- **What you will do**
Duplicate every line of the records below without changing anything, and omit the pictures from your answer.

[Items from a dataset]
• • • • • • •

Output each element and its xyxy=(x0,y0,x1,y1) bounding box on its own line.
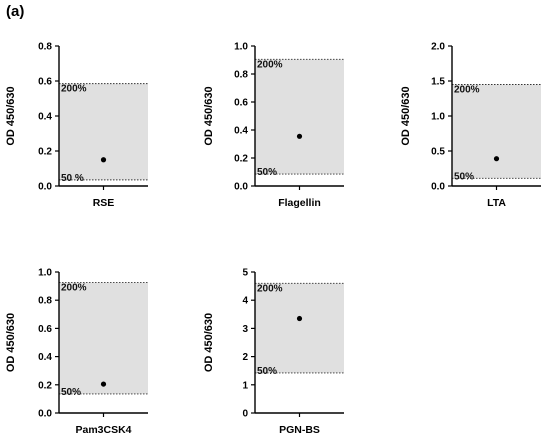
y-tick-label: 0.8 xyxy=(234,70,248,81)
chart-panel-5: 200% 50% 0 1 2 3 4 5 PGN-BS OD 450/630 xyxy=(203,268,344,434)
data-point xyxy=(493,156,500,162)
y-tick-label: 0.6 xyxy=(234,98,248,109)
band-upper-label: 200% xyxy=(257,59,283,70)
y-tick-label: 0.0 xyxy=(38,182,52,193)
y-tick-label: 1.0 xyxy=(431,112,445,123)
y-tick-label: 0.2 xyxy=(38,380,52,391)
y-tick-label: 0.6 xyxy=(38,77,52,88)
y-tick-label: 4 xyxy=(242,296,248,307)
x-axis-label: Pam3CSK4 xyxy=(75,424,131,434)
x-axis-label: Flagellin xyxy=(278,197,321,209)
y-tick-label: 3 xyxy=(242,324,248,335)
reference-band xyxy=(255,283,344,373)
y-tick-label: 5 xyxy=(242,268,248,279)
data-point xyxy=(100,157,107,163)
y-tick-label: 1.0 xyxy=(234,42,248,53)
y-axis-label: OD 450/630 xyxy=(5,313,17,372)
y-tick-label: 0.0 xyxy=(431,182,445,193)
y-tick-label: 0.0 xyxy=(234,182,248,193)
band-upper-label: 200% xyxy=(257,283,283,294)
y-tick-label: 0.4 xyxy=(38,352,52,363)
y-tick-label: 0.2 xyxy=(234,154,248,165)
band-lower-label: 50% xyxy=(257,366,277,377)
reference-band xyxy=(59,282,148,394)
y-tick-label: 0.2 xyxy=(38,147,52,158)
reference-band xyxy=(255,59,344,175)
y-tick-label: 1 xyxy=(242,380,248,391)
data-point xyxy=(100,381,107,387)
x-axis-label: LTA xyxy=(487,197,506,209)
chart-panel-3: 200% 50% 0.0 0.5 1.0 1.5 2.0 LTA OD 450/630 xyxy=(400,42,541,209)
x-axis-label: PGN-BS xyxy=(279,424,320,434)
band-upper-label: 200% xyxy=(61,84,87,95)
reference-band xyxy=(452,84,541,179)
y-tick-label: 0.4 xyxy=(234,126,248,137)
panel-label: (a) xyxy=(6,3,25,20)
y-tick-label: 2.0 xyxy=(431,42,445,53)
y-tick-label: 0 xyxy=(242,409,248,420)
y-axis-label: OD 450/630 xyxy=(203,86,215,145)
y-tick-label: 0.0 xyxy=(38,409,52,420)
y-tick-label: 0.5 xyxy=(431,147,445,158)
chart-panel-2: 200% 50% 0.0 0.2 0.4 0.6 0.8 1.0 Flagellin OD 450… xyxy=(203,42,344,209)
y-tick-label: 0.6 xyxy=(38,324,52,335)
y-tick-label: 1.0 xyxy=(38,268,52,279)
band-lower-label: 50% xyxy=(454,171,474,182)
data-point xyxy=(296,133,303,139)
band-lower-label: 50 % xyxy=(61,173,84,184)
y-axis-label: OD 450/630 xyxy=(400,86,412,145)
y-tick-label: 0.8 xyxy=(38,296,52,307)
band-upper-label: 200% xyxy=(454,85,480,96)
data-point xyxy=(296,315,303,322)
reference-band xyxy=(59,83,148,180)
y-tick-label: 2 xyxy=(242,352,248,363)
y-tick-label: 0.8 xyxy=(38,42,52,53)
chart-panel-1: 200% 50 % 0.0 0.2 0.4 0.6 0.8 RSE OD 450/630 xyxy=(5,42,148,209)
y-tick-label: 0.4 xyxy=(38,112,52,123)
band-lower-label: 50% xyxy=(61,387,81,398)
y-axis-label: OD 450/630 xyxy=(203,313,215,372)
y-axis-label: OD 450/630 xyxy=(5,86,17,145)
x-axis-label: RSE xyxy=(93,197,115,209)
band-upper-label: 200% xyxy=(61,283,87,294)
y-tick-label: 1.5 xyxy=(431,77,445,88)
chart-panel-4: 200% 50% 0.0 0.2 0.4 0.6 0.8 1.0 Pam3CSK4 OD 450/… xyxy=(5,268,148,434)
band-lower-label: 50% xyxy=(257,167,277,178)
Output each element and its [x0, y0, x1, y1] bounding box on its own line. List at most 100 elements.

• • • • • • •

- **Result**
Output each element and its xyxy=(x0,y0,x1,y1) bounding box on its own line.
y-tick-label: 0.8 xyxy=(234,70,248,81)
chart-panel-5: 200% 50% 0 1 2 3 4 5 PGN-BS OD 450/630 xyxy=(203,268,344,434)
data-point xyxy=(493,156,500,162)
y-tick-label: 0.6 xyxy=(234,98,248,109)
band-upper-label: 200% xyxy=(257,59,283,70)
y-tick-label: 0.0 xyxy=(38,182,52,193)
y-tick-label: 1.0 xyxy=(431,112,445,123)
y-tick-label: 0.2 xyxy=(38,380,52,391)
y-tick-label: 0.6 xyxy=(38,77,52,88)
y-tick-label: 4 xyxy=(242,296,248,307)
x-axis-label: Pam3CSK4 xyxy=(75,424,131,434)
x-axis-label: Flagellin xyxy=(278,197,321,209)
y-tick-label: 3 xyxy=(242,324,248,335)
reference-band xyxy=(255,283,344,373)
y-tick-label: 5 xyxy=(242,268,248,279)
data-point xyxy=(100,157,107,163)
y-tick-label: 1.0 xyxy=(234,42,248,53)
y-axis-label: OD 450/630 xyxy=(5,313,17,372)
y-tick-label: 0.0 xyxy=(431,182,445,193)
y-tick-label: 0.0 xyxy=(234,182,248,193)
band-upper-label: 200% xyxy=(257,283,283,294)
y-tick-label: 0.4 xyxy=(38,352,52,363)
y-tick-label: 0.2 xyxy=(234,154,248,165)
band-lower-label: 50% xyxy=(257,366,277,377)
reference-band xyxy=(59,282,148,394)
y-tick-label: 0.2 xyxy=(38,147,52,158)
reference-band xyxy=(255,59,344,175)
y-tick-label: 1 xyxy=(242,380,248,391)
data-point xyxy=(100,381,107,387)
x-axis-label: LTA xyxy=(487,197,506,209)
chart-panel-3: 200% 50% 0.0 0.5 1.0 1.5 2.0 LTA OD 450/630 xyxy=(400,42,541,209)
x-axis-label: PGN-BS xyxy=(279,424,320,434)
band-upper-label: 200% xyxy=(61,84,87,95)
reference-band xyxy=(452,84,541,179)
y-tick-label: 0.4 xyxy=(234,126,248,137)
panel-label: (a) xyxy=(6,3,25,20)
y-tick-label: 2.0 xyxy=(431,42,445,53)
y-tick-label: 0 xyxy=(242,409,248,420)
y-axis-label: OD 450/630 xyxy=(203,86,215,145)
y-tick-label: 0.0 xyxy=(38,409,52,420)
y-tick-label: 0.5 xyxy=(431,147,445,158)
chart-panel-2: 200% 50% 0.0 0.2 0.4 0.6 0.8 1.0 Flagellin OD 450… xyxy=(203,42,344,209)
y-tick-label: 0.6 xyxy=(38,324,52,335)
y-tick-label: 1.0 xyxy=(38,268,52,279)
band-lower-label: 50% xyxy=(454,171,474,182)
data-point xyxy=(296,133,303,139)
band-lower-label: 50 % xyxy=(61,173,84,184)
y-axis-label: OD 450/630 xyxy=(400,86,412,145)
y-tick-label: 0.8 xyxy=(38,296,52,307)
band-upper-label: 200% xyxy=(454,85,480,96)
data-point xyxy=(296,315,303,322)
reference-band xyxy=(59,83,148,180)
y-tick-label: 2 xyxy=(242,352,248,363)
y-tick-label: 0.8 xyxy=(38,42,52,53)
chart-panel-1: 200% 50 % 0.0 0.2 0.4 0.6 0.8 RSE OD 450/630 xyxy=(5,42,148,209)
y-tick-label: 0.4 xyxy=(38,112,52,123)
band-lower-label: 50% xyxy=(61,387,81,398)
y-axis-label: OD 450/630 xyxy=(203,313,215,372)
y-axis-label: OD 450/630 xyxy=(5,86,17,145)
x-axis-label: RSE xyxy=(93,197,115,209)
band-upper-label: 200% xyxy=(61,283,87,294)
y-tick-label: 1.5 xyxy=(431,77,445,88)
chart-panel-4: 200% 50% 0.0 0.2 0.4 0.6 0.8 1.0 Pam3CSK4 OD 450/… xyxy=(5,268,148,434)
band-lower-label: 50% xyxy=(257,167,277,178)
Output each element and its [x0, y0, x1, y1] bounding box on its own line. List at most 100 elements.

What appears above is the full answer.